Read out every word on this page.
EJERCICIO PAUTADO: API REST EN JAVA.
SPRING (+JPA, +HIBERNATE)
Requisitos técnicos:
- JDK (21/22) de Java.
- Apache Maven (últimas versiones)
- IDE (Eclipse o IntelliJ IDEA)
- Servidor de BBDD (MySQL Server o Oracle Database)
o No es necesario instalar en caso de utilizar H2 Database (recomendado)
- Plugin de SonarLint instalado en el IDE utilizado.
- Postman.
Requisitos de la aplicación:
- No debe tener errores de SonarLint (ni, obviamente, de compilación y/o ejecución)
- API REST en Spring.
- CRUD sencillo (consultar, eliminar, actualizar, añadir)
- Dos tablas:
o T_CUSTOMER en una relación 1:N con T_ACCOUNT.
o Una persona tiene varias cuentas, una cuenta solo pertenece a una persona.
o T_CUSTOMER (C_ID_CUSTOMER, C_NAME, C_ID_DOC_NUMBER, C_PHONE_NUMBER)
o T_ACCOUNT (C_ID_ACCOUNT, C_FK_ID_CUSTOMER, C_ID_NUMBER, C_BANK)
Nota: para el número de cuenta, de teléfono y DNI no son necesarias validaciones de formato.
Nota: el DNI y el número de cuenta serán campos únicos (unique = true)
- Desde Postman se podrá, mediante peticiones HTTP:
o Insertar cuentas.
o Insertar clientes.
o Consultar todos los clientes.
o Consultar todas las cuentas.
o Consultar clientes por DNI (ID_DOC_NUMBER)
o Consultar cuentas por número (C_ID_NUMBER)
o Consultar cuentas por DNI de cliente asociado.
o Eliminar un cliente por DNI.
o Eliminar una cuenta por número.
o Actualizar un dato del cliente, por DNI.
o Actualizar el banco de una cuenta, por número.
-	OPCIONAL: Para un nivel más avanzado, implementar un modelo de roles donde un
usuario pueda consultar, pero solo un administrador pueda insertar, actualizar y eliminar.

Written task: Retype the material above, line by line, exactly.

Task response:
Read out every word on this page.
EJERCICIO PAUTADO: API REST EN JAVA.
SPRING (+JPA, +HIBERNATE)
Requisitos técnicos:
- JDK (21/22) de Java.
- Apache Maven (últimas versiones)
- IDE (Eclipse o IntelliJ IDEA)
- Servidor de BBDD (MySQL Server o Oracle Database)
o No es necesario instalar en caso de utilizar H2 Database (recomendado)
- Plugin de SonarLint instalado en el IDE utilizado.
- Postman.
Requisitos de la aplicación:
- No debe tener errores de SonarLint (ni, obviamente, de compilación y/o ejecución)
- API REST en Spring.
- CRUD sencillo (consultar, eliminar, actualizar, añadir)
- Dos tablas:
o T_CUSTOMER en una relación 1:N con T_ACCOUNT.
o Una persona tiene varias cuentas, una cuenta solo pertenece a una persona.
o T_CUSTOMER (C_ID_CUSTOMER, C_NAME, C_ID_DOC_NUMBER, C_PHONE_NUMBER)
o T_ACCOUNT (C_ID_ACCOUNT, C_FK_ID_CUSTOMER, C_ID_NUMBER, C_BANK)
Nota: para el número de cuenta, de teléfono y DNI no son necesarias validaciones de formato.
Nota: el DNI y el número de cuenta serán campos únicos (unique = true)
- Desde Postman se podrá, mediante peticiones HTTP:
o Insertar cuentas.
o Insertar clientes.
o Consultar todos los clientes.
o Consultar todas las cuentas.
o Consultar clientes por DNI (ID_DOC_NUMBER)
o Consultar cuentas por número (C_ID_NUMBER)
o Consultar cuentas por DNI de cliente asociado.
o Eliminar un cliente por DNI.
o Eliminar una cuenta por número.
o Actualizar un dato del cliente, por DNI.
o Actualizar el banco de una cuenta, por número.
-	OPCIONAL: Para un nivel más avanzado, implementar un modelo de roles donde un
usuario pueda consultar, pero solo un administrador pueda insertar, actualizar y eliminar.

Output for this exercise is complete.